start Data section
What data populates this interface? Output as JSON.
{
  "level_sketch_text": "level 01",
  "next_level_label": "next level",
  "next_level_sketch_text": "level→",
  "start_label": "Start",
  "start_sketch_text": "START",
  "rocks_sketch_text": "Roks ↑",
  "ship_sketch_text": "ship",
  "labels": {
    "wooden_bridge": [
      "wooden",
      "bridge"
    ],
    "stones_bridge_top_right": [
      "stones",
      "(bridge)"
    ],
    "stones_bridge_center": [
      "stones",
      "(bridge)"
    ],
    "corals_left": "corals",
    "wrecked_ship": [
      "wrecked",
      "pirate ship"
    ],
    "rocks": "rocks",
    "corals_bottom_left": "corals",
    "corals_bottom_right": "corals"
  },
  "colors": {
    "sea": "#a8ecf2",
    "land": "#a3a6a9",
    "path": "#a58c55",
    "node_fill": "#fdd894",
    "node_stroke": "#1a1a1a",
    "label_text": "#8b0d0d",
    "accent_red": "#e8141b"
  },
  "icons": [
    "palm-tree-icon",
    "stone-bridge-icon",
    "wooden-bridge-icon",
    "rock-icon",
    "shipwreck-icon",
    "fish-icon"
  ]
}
end Data section
§ Problem to solve
Set all of the records down again, exactly as they stand.

§ Answer below
What data populates this interface? Output as JSON.
{
  "level_sketch_text": "level 01",
  "next_level_label": "next level",
  "next_level_sketch_text": "level→",
  "start_label": "Start",
  "start_sketch_text": "START",
  "rocks_sketch_text": "Roks ↑",
  "ship_sketch_text": "ship",
  "labels": {
    "wooden_bridge": [
      "wooden",
      "bridge"
    ],
    "stones_bridge_top_right": [
      "stones",
      "(bridge)"
    ],
    "stones_bridge_center": [
      "stones",
      "(bridge)"
    ],
    "corals_left": "corals",
    "wrecked_ship": [
      "wrecked",
      "pirate ship"
    ],
    "rocks": "rocks",
    "corals_bottom_left": "corals",
    "corals_bottom_right": "corals"
  },
  "colors": {
    "sea": "#a8ecf2",
    "land": "#a3a6a9",
    "path": "#a58c55",
    "node_fill": "#fdd894",
    "node_stroke": "#1a1a1a",
    "label_text": "#8b0d0d",
    "accent_red": "#e8141b"
  },
  "icons": [
    "palm-tree-icon",
    "stone-bridge-icon",
    "wooden-bridge-icon",
    "rock-icon",
    "shipwreck-icon",
    "fish-icon"
  ]
}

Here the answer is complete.